EXCERPTED RECORDS.

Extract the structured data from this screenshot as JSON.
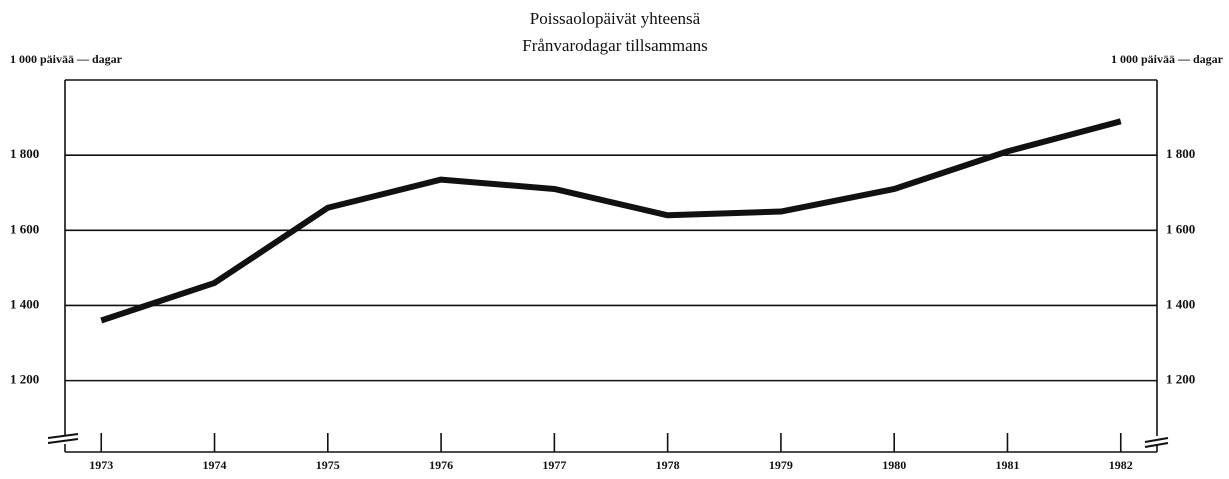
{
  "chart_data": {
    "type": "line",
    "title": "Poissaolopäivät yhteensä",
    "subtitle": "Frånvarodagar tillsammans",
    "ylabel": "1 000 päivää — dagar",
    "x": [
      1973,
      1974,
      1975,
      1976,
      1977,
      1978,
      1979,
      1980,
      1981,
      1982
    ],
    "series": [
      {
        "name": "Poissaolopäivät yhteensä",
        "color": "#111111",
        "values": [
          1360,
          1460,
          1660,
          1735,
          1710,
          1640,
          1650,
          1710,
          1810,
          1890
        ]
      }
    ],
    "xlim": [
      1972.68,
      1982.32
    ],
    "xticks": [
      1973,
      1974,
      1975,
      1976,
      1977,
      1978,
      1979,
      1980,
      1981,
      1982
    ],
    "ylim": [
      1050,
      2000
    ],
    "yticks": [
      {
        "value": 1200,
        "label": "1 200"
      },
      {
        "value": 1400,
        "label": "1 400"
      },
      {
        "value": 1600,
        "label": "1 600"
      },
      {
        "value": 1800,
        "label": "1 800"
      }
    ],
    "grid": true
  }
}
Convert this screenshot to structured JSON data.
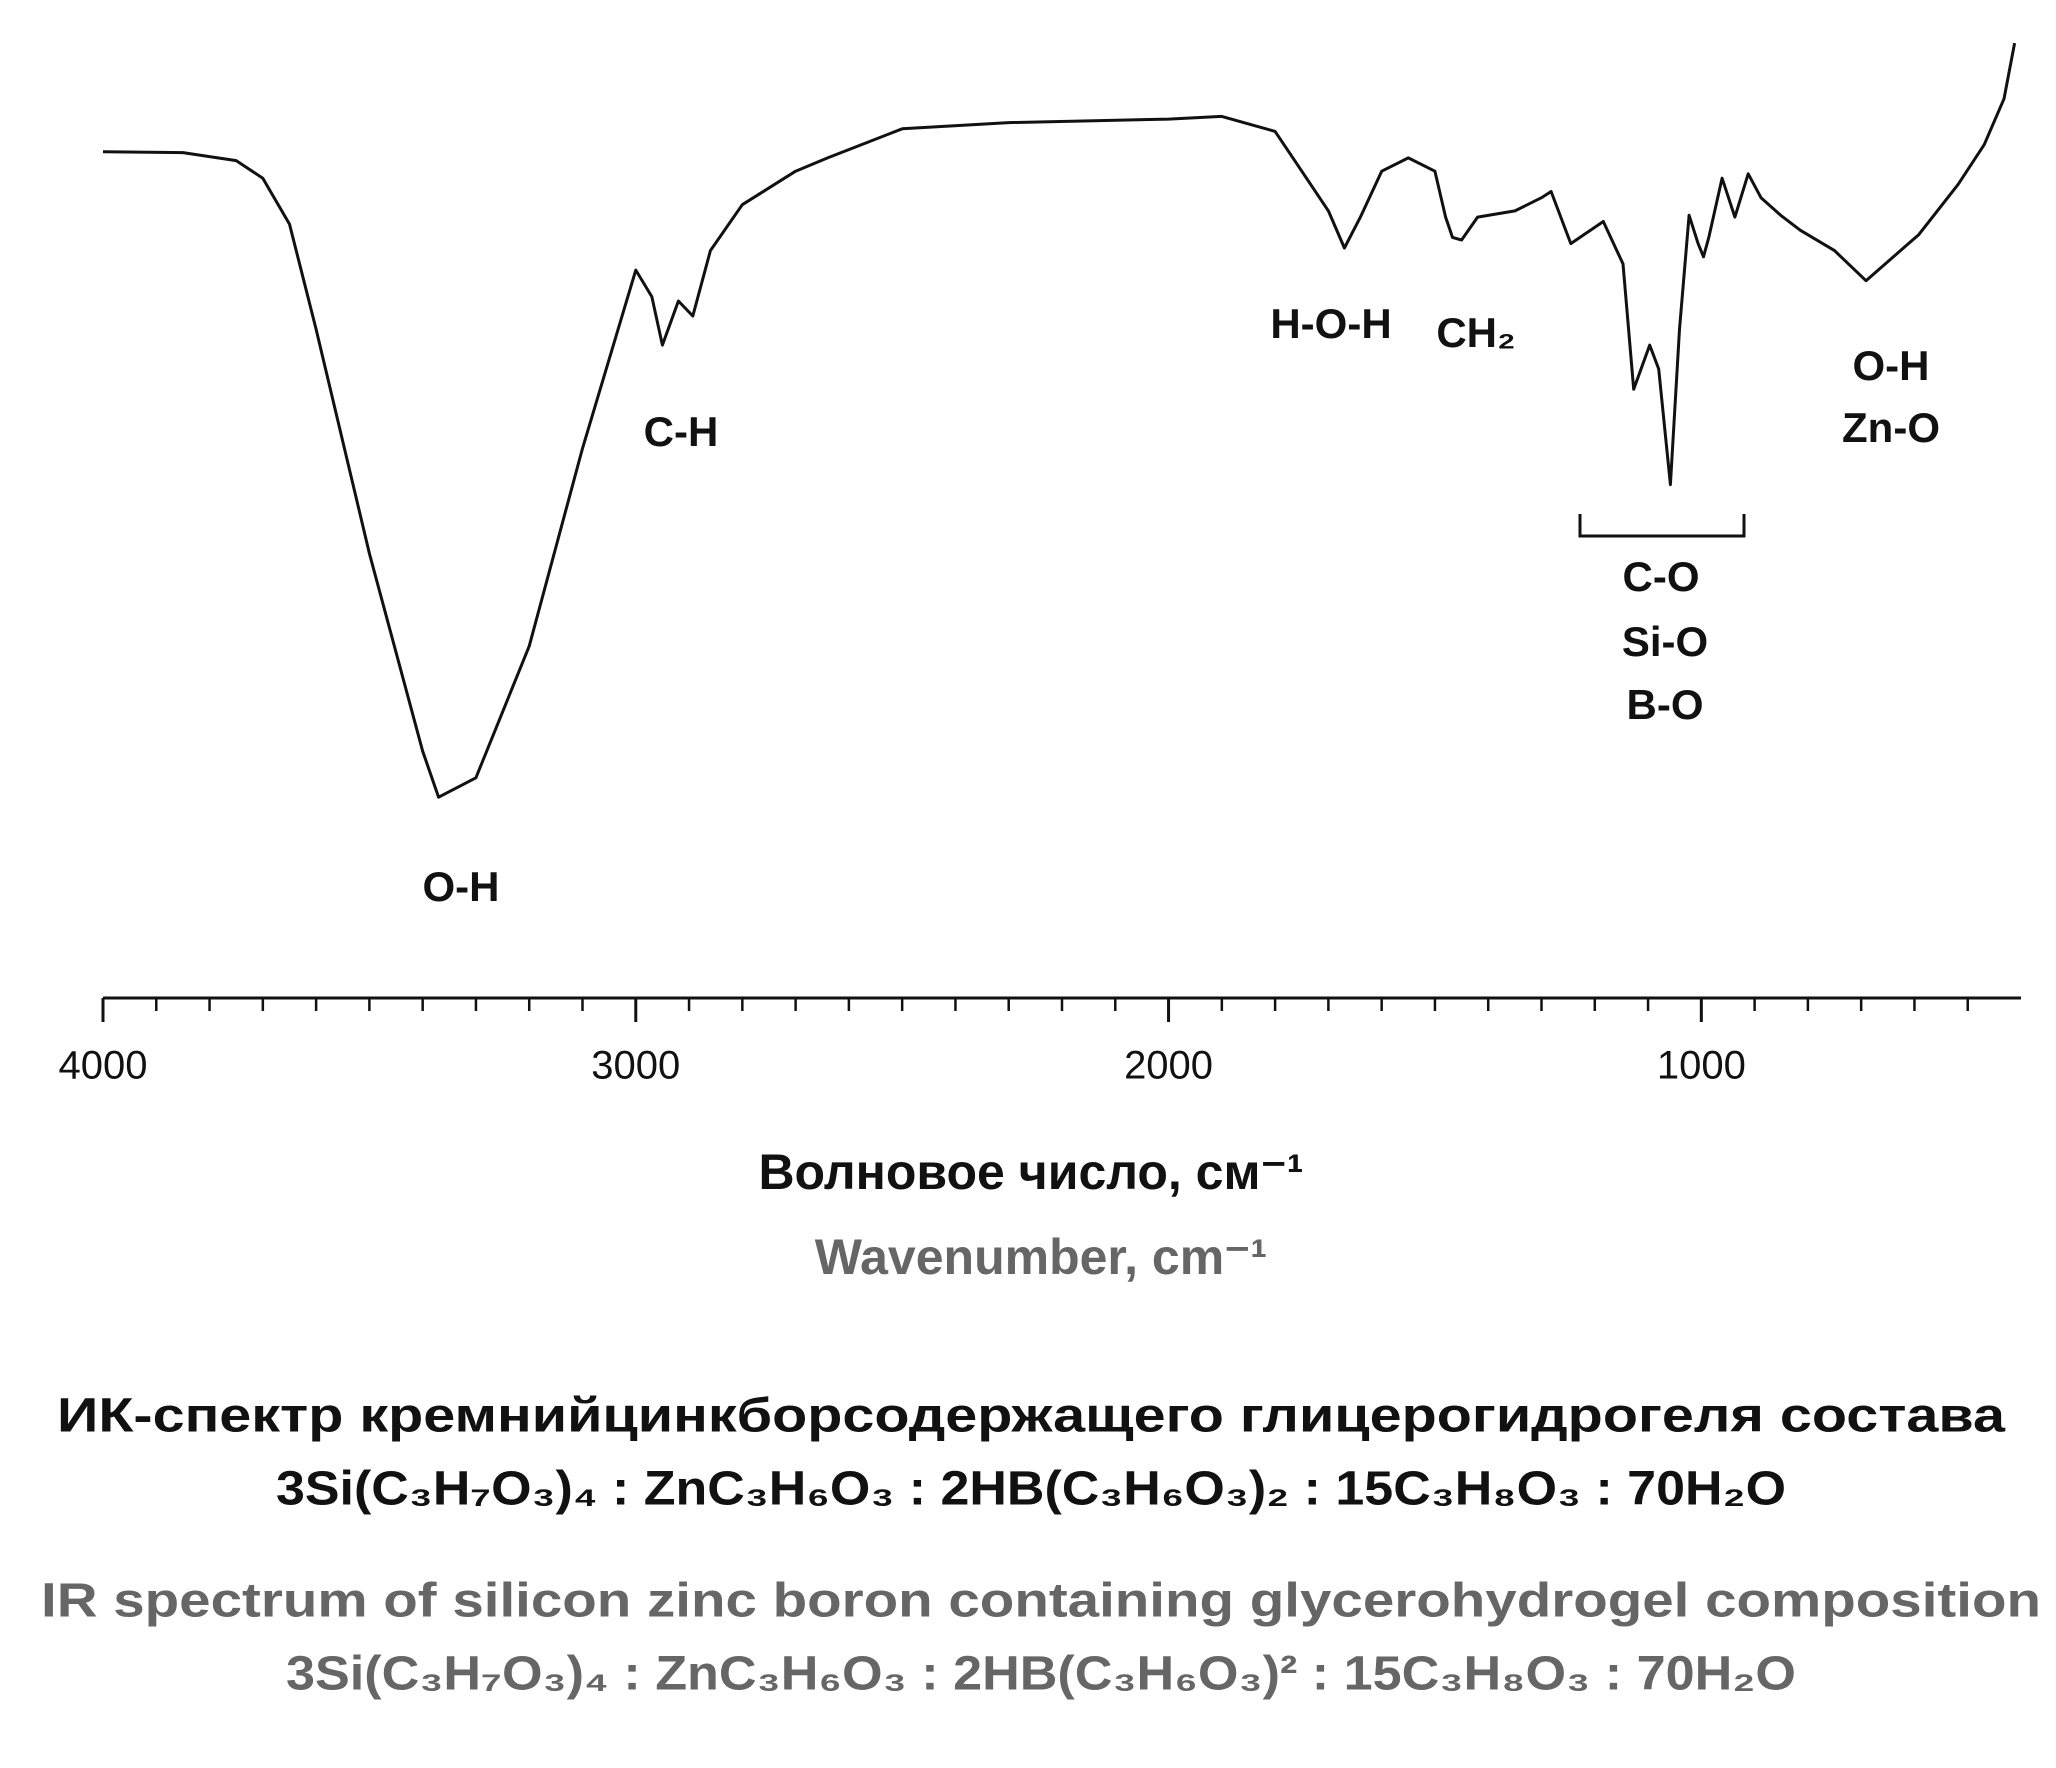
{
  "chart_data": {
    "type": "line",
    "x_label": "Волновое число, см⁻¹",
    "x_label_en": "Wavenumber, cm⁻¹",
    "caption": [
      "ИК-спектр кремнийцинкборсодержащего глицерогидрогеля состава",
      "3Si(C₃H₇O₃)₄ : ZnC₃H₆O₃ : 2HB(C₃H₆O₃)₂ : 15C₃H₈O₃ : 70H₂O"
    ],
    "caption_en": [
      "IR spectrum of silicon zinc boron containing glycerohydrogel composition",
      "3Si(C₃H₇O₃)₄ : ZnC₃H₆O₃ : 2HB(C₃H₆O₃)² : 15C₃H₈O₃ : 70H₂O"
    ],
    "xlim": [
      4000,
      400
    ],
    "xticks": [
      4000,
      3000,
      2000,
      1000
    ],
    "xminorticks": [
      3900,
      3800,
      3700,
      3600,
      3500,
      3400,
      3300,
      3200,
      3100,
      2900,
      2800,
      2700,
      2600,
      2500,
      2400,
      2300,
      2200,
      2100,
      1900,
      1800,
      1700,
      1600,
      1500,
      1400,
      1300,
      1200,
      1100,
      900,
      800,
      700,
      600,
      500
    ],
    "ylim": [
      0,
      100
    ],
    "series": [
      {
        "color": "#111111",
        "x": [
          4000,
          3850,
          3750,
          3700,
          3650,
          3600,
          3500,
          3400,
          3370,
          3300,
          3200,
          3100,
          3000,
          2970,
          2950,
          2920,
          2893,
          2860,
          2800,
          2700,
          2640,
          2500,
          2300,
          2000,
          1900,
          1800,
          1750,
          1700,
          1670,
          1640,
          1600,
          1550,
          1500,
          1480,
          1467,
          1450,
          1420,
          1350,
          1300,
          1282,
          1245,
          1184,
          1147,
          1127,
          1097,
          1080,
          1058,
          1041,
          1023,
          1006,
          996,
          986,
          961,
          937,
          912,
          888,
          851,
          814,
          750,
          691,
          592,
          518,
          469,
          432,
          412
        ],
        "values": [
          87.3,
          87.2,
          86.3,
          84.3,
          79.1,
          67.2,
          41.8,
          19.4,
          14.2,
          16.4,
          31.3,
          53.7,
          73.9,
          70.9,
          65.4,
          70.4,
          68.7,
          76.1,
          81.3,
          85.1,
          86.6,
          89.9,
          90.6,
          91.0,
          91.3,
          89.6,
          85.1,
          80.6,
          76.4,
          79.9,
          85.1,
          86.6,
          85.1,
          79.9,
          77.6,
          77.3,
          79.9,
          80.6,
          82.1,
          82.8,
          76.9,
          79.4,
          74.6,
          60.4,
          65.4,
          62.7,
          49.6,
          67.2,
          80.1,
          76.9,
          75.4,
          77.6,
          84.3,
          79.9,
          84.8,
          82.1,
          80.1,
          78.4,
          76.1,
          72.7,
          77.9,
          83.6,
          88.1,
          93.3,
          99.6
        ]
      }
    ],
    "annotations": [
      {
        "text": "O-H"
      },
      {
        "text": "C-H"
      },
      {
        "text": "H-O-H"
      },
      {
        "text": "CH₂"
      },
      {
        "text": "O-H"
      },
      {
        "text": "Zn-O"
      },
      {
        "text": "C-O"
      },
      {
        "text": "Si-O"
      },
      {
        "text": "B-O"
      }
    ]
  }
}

YOUR INSTRUCTIONS. Determine the number of lines in the records that include the string "this", and respond with that number only.

FINISHED ANSWER. 2